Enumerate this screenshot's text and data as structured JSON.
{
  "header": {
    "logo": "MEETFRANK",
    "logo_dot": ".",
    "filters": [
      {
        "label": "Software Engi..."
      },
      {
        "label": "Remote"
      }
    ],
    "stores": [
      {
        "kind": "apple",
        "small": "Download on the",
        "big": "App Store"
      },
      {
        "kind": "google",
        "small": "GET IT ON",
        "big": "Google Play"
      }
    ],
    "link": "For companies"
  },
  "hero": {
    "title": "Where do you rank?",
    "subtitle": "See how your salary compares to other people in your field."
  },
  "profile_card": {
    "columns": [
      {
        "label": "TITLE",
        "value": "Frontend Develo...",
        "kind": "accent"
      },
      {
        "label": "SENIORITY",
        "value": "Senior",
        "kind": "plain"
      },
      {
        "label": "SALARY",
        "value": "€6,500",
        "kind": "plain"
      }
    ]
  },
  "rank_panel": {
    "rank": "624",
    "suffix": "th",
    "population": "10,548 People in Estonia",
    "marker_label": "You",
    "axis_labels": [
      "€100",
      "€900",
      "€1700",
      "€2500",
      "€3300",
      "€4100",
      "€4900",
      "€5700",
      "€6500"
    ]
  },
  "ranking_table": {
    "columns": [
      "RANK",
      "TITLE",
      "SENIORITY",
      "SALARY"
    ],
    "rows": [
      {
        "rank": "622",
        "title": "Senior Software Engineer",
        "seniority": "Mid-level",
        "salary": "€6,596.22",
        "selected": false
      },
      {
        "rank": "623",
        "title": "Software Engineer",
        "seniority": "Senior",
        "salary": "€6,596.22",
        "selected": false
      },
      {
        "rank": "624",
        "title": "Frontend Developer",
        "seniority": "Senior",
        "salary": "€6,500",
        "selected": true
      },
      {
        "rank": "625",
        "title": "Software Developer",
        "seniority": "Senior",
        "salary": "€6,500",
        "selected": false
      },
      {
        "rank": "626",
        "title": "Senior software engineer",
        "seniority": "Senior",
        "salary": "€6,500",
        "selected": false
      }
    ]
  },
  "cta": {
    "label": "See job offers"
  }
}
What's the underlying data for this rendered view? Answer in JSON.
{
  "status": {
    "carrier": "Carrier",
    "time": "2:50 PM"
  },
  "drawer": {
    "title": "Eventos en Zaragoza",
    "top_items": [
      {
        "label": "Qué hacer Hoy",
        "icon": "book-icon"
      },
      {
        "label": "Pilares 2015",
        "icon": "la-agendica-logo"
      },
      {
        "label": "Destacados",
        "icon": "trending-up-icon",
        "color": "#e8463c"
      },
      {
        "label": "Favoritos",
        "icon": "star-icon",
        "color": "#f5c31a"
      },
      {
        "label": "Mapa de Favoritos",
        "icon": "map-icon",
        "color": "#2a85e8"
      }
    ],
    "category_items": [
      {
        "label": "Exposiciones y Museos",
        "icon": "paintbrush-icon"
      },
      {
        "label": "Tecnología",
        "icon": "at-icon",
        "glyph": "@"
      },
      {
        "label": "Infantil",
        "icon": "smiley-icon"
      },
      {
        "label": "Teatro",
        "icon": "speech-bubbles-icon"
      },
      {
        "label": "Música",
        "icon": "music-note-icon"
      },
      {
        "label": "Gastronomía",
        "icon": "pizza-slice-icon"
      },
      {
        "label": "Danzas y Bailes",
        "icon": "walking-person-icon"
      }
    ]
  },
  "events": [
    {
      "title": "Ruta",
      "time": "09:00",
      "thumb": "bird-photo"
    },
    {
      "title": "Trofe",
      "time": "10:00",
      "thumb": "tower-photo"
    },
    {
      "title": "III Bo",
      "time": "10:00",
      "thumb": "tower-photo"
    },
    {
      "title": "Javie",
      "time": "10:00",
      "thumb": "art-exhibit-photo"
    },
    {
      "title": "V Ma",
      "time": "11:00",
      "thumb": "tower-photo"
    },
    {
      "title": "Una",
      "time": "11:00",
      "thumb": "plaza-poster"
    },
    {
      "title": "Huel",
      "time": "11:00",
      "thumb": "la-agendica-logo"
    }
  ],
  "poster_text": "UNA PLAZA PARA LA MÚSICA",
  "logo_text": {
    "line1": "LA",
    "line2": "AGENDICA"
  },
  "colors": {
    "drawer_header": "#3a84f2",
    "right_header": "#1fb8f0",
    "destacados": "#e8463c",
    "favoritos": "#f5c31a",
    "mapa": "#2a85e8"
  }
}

==========

● **REQUEST**: Copy each line of the data above that holds "JSON".

● **EXERCISE SOLUTION**:
Enumerate this screenshot's text and data as structured JSON.
What's the underlying data for this rendered view? Answer in JSON.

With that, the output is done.